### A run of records
****************

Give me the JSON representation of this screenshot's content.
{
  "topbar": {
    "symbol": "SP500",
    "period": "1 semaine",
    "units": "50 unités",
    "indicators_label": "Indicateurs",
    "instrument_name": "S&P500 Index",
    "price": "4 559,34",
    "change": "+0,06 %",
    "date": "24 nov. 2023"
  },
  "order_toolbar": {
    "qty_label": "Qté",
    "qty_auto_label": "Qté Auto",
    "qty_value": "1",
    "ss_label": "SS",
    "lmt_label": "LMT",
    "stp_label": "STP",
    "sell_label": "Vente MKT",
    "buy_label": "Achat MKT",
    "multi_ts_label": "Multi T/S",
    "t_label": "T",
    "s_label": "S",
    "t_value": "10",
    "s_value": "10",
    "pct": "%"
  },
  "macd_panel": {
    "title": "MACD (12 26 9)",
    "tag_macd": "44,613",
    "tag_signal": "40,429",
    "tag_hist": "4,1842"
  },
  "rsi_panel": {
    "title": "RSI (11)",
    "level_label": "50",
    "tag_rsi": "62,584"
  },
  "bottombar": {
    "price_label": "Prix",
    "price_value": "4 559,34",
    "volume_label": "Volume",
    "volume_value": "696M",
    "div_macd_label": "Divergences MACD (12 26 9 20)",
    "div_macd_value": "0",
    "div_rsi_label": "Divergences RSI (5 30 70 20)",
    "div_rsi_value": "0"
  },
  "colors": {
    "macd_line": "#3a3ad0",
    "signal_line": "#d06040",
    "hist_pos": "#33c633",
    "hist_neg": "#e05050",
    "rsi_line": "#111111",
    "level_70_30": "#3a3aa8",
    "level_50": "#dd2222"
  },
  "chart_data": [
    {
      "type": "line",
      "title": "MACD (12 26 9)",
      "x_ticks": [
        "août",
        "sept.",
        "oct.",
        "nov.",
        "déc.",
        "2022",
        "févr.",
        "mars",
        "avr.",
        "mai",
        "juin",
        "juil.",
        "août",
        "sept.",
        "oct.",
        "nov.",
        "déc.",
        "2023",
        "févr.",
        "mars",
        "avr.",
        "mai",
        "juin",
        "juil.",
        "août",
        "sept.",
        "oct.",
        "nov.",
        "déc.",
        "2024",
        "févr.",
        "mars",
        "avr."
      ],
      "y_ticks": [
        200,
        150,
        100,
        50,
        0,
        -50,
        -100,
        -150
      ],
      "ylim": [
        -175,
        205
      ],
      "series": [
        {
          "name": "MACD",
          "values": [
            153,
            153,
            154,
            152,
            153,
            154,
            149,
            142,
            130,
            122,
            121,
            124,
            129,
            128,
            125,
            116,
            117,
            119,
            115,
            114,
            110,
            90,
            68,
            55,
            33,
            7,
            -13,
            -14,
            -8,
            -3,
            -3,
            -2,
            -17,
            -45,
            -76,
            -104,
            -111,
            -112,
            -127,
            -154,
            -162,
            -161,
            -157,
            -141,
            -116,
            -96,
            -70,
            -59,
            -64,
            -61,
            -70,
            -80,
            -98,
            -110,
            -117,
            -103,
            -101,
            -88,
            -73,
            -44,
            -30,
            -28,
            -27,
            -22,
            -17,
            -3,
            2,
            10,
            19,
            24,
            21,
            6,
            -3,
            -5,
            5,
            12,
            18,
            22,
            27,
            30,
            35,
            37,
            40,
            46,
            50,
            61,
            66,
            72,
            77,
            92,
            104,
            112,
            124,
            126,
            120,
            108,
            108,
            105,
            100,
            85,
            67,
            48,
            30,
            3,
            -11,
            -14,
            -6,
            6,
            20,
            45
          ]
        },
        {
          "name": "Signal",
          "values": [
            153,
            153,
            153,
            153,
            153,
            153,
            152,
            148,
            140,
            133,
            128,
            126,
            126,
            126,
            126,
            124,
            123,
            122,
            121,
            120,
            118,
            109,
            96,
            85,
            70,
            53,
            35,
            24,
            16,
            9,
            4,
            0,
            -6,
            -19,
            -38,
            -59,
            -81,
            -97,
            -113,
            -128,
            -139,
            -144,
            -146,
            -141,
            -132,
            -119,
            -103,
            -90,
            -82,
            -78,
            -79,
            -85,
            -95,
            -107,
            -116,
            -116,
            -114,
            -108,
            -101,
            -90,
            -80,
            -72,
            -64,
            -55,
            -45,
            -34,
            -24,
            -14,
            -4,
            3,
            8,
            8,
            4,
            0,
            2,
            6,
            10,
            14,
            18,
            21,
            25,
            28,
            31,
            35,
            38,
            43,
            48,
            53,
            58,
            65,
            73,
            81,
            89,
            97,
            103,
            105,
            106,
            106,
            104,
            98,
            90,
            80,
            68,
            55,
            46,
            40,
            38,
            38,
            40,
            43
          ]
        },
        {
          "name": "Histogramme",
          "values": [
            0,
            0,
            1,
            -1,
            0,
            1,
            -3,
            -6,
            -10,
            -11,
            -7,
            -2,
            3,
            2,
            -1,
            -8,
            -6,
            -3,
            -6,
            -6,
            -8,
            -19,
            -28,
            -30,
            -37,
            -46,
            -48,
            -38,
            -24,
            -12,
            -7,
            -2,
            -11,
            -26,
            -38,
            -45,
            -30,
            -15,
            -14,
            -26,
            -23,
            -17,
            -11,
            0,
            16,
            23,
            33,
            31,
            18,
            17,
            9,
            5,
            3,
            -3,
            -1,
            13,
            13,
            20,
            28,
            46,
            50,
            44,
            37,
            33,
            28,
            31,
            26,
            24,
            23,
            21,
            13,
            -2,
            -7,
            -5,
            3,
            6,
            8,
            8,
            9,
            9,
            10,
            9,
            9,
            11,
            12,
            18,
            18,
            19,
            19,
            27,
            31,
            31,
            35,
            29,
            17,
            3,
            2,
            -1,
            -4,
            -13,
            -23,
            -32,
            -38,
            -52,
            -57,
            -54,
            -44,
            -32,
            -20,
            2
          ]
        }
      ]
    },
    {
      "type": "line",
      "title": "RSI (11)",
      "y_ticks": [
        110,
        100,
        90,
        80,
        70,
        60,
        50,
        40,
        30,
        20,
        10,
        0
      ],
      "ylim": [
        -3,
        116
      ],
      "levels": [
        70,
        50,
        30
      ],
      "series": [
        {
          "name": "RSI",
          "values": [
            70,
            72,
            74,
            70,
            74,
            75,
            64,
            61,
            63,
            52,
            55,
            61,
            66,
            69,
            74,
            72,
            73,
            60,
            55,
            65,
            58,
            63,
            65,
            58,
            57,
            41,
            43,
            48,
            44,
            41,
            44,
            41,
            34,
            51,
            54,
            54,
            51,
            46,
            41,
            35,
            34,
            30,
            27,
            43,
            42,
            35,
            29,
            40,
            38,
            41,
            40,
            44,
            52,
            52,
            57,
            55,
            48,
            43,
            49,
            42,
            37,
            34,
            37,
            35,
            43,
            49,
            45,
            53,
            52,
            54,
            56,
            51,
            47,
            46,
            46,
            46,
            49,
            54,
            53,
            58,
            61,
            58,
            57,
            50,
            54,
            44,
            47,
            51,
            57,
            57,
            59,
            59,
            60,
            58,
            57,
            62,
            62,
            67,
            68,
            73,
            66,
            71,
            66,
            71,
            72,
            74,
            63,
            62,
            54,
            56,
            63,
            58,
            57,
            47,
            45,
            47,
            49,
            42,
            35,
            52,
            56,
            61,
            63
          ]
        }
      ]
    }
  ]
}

****************

### To do
Filter the entries above down to the lines containing the word "Divergences".

### Output for this task
    "div_macd_label": "Divergences MACD (12 26 9 20)",
    "div_rsi_label": "Divergences RSI (5 30 70 20)",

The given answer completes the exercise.